— begin Records for the task —

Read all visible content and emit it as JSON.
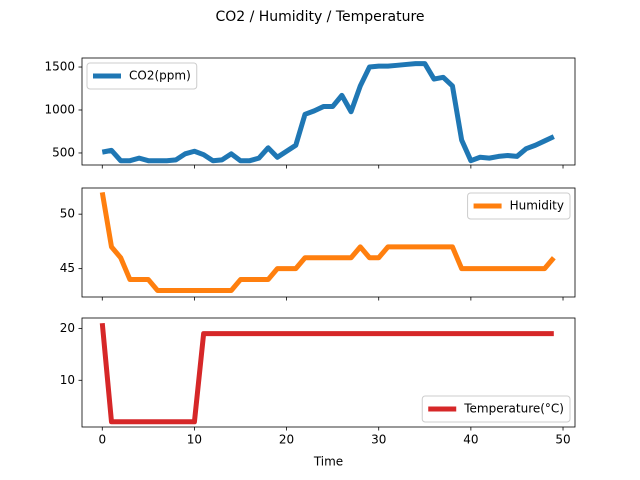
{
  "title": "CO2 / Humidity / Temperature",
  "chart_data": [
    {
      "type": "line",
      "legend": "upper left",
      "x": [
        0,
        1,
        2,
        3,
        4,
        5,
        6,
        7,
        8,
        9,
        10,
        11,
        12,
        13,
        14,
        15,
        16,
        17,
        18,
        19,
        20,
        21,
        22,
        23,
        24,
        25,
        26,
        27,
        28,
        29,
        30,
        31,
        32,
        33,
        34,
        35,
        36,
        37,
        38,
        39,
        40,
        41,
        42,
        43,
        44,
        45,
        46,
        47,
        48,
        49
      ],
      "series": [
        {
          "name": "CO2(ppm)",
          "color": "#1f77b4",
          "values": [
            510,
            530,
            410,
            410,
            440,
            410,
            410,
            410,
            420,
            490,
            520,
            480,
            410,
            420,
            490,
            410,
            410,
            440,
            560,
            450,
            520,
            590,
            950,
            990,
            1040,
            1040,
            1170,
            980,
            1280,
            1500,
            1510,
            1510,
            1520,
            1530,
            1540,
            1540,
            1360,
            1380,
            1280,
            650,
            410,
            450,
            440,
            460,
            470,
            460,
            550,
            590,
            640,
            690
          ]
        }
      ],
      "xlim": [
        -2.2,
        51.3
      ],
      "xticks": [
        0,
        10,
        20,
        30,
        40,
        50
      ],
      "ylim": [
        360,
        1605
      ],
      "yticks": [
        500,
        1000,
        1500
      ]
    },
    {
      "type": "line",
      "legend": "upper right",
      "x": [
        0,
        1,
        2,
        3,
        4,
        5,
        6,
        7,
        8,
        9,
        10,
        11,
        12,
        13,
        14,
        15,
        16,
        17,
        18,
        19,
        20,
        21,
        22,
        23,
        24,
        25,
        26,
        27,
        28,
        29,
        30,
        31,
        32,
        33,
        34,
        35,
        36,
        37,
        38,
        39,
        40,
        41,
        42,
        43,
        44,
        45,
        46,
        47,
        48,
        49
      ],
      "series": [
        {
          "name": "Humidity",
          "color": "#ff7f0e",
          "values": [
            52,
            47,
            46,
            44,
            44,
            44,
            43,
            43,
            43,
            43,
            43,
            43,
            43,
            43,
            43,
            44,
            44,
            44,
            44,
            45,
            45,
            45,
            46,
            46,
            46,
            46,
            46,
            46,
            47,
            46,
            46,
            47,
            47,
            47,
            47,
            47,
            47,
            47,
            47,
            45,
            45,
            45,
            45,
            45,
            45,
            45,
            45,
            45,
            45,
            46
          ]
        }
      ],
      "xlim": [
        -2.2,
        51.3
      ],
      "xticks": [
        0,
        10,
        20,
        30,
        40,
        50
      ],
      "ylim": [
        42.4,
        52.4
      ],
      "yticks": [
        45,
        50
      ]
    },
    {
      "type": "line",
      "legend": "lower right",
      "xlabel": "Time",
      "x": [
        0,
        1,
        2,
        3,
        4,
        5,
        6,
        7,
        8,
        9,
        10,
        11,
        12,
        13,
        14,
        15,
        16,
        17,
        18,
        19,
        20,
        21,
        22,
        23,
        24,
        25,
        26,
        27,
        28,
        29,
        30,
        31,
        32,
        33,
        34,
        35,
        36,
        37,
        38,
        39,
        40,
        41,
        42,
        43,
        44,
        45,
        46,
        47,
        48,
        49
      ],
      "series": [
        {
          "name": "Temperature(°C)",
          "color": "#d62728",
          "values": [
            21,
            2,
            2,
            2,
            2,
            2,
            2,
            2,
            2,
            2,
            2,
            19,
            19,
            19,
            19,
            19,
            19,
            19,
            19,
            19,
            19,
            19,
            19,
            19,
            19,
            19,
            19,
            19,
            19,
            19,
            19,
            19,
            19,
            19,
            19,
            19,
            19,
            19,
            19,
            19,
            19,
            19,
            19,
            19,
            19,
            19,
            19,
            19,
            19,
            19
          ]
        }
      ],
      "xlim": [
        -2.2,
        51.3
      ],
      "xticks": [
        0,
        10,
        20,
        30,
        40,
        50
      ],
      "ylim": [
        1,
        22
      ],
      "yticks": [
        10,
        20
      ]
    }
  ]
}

— end Records for the task —

_Stated goal_
State how many lines of the listing include "name", and nothing more.

_Correct answer_
3